Figure collection entries:
--- begin ---
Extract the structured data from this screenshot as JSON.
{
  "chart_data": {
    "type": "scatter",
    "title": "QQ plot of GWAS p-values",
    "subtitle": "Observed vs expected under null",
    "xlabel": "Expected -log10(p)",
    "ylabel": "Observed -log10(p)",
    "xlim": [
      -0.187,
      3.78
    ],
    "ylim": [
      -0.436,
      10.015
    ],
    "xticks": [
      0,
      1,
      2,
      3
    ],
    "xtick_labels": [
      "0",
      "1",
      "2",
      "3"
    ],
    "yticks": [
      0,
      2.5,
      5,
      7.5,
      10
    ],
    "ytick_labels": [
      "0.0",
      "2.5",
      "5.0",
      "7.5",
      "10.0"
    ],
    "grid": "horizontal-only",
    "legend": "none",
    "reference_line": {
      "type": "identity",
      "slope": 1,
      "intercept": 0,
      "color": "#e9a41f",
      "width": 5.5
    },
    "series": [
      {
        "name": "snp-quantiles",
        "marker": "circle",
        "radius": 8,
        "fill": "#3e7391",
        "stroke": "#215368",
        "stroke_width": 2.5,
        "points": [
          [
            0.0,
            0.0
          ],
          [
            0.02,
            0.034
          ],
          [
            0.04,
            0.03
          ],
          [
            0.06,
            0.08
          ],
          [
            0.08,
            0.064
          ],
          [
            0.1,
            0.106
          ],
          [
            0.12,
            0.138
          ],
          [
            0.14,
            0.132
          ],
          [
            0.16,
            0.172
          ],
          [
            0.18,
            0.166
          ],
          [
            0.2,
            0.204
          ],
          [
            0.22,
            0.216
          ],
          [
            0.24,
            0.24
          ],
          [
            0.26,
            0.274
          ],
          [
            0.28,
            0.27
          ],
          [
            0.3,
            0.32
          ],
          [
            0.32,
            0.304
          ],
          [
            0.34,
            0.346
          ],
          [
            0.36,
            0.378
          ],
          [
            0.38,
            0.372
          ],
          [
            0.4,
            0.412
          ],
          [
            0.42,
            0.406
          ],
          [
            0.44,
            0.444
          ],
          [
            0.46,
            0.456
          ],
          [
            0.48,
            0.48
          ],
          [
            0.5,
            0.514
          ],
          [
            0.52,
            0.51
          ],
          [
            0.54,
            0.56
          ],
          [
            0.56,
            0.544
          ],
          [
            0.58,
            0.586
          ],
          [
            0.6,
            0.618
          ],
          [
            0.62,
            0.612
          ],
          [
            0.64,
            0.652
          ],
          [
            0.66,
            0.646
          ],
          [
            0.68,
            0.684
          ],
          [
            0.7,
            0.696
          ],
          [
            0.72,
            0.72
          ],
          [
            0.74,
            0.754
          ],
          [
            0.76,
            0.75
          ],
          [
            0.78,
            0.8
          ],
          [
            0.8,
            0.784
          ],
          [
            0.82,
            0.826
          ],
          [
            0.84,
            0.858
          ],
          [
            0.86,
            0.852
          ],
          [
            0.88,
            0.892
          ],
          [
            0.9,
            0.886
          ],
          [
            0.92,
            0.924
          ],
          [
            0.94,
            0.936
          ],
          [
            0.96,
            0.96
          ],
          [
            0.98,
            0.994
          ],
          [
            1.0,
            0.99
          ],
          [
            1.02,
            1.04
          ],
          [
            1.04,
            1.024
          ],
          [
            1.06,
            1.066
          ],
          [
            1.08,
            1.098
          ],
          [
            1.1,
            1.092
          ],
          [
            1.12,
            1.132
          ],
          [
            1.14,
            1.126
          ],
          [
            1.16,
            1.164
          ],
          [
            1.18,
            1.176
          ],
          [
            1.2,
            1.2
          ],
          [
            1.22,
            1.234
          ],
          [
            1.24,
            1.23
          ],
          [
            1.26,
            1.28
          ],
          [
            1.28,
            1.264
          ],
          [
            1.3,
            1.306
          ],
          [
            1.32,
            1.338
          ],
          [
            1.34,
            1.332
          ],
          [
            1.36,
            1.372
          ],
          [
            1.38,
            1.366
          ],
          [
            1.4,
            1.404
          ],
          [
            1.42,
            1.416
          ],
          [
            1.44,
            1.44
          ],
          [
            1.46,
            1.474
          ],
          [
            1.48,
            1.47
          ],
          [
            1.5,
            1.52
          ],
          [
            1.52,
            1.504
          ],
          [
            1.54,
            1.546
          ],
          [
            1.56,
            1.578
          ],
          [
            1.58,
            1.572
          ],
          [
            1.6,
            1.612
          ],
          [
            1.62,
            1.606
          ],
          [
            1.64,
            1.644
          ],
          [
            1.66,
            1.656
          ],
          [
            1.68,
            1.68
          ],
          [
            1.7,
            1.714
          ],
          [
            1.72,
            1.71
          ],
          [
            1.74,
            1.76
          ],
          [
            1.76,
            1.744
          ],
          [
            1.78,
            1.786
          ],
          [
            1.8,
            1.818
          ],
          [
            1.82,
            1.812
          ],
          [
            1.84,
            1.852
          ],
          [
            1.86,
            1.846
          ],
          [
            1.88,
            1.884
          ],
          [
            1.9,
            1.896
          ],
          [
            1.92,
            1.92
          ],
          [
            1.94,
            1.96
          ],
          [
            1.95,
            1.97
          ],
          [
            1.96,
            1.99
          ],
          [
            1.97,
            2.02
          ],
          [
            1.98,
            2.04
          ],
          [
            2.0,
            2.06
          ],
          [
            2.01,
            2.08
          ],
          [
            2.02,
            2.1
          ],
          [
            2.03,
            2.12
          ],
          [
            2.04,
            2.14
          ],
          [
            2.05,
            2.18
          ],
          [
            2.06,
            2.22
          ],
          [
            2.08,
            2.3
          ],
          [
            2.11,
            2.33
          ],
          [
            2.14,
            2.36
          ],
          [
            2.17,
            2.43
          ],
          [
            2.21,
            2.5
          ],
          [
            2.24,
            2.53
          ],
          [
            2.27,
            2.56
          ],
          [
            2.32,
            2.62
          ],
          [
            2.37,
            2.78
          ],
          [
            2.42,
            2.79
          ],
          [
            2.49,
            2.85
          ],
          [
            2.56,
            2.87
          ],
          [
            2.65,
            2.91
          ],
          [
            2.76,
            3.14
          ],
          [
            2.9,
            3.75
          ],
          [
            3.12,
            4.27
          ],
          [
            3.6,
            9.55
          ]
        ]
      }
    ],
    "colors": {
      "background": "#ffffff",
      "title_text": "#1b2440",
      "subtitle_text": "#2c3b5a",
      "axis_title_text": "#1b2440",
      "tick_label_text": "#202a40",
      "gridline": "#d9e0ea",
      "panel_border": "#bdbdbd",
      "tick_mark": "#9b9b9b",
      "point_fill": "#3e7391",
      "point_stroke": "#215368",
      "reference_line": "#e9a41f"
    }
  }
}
--- end ---
--- begin ---
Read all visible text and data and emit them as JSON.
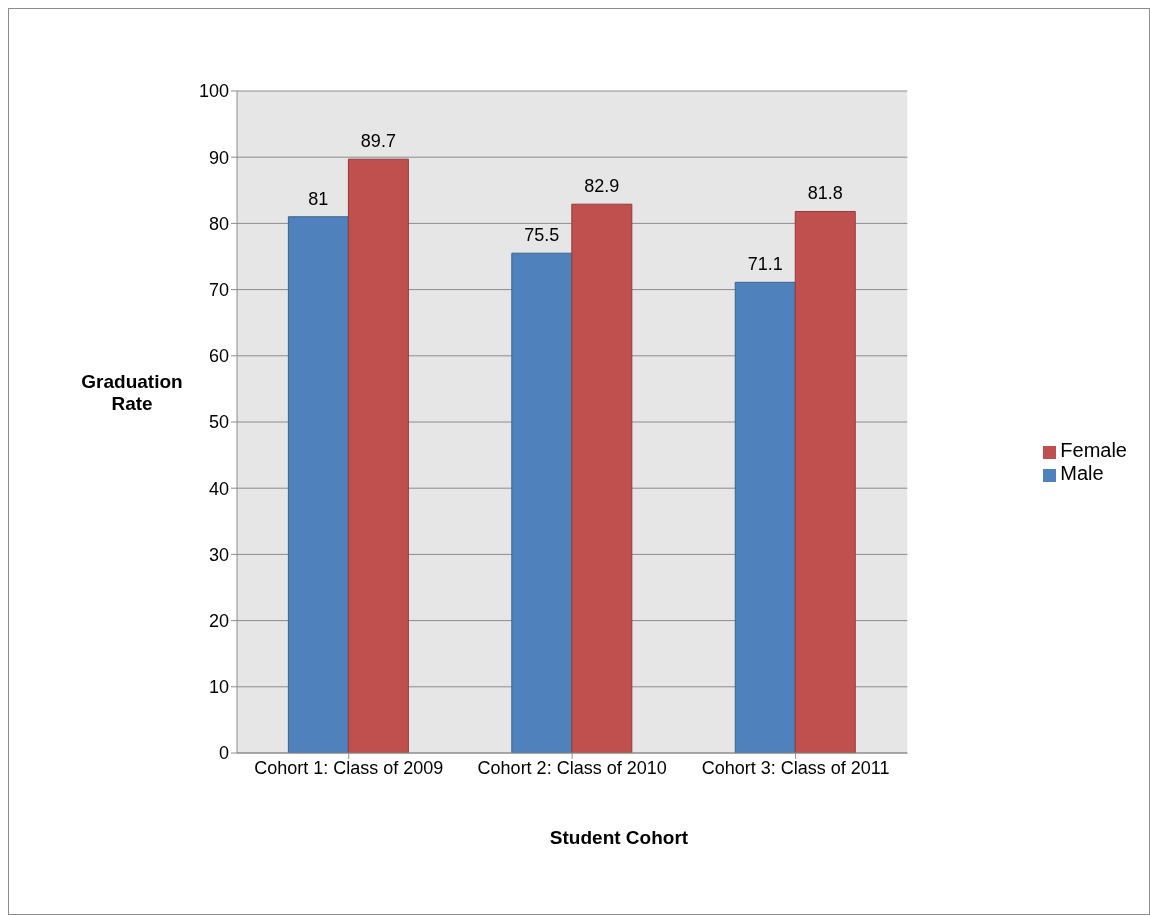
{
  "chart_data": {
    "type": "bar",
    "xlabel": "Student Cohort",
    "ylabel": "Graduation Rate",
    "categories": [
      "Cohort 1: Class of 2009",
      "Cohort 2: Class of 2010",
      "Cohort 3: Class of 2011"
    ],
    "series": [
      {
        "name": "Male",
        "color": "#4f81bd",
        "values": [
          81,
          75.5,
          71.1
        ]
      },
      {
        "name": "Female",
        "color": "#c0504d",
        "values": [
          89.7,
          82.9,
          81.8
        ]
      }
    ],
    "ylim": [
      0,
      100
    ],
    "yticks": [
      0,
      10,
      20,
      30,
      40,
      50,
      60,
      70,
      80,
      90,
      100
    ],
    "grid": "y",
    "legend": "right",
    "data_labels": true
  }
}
--- end ---
- WHAT TO WORK ON -
Check each line above for the string "Cohort", then copy the ones that have it.

- SOLUTION -
    "xlabel": "Student Cohort",
      "Cohort 1: Class of 2009",
      "Cohort 2: Class of 2010",
      "Cohort 3: Class of 2011"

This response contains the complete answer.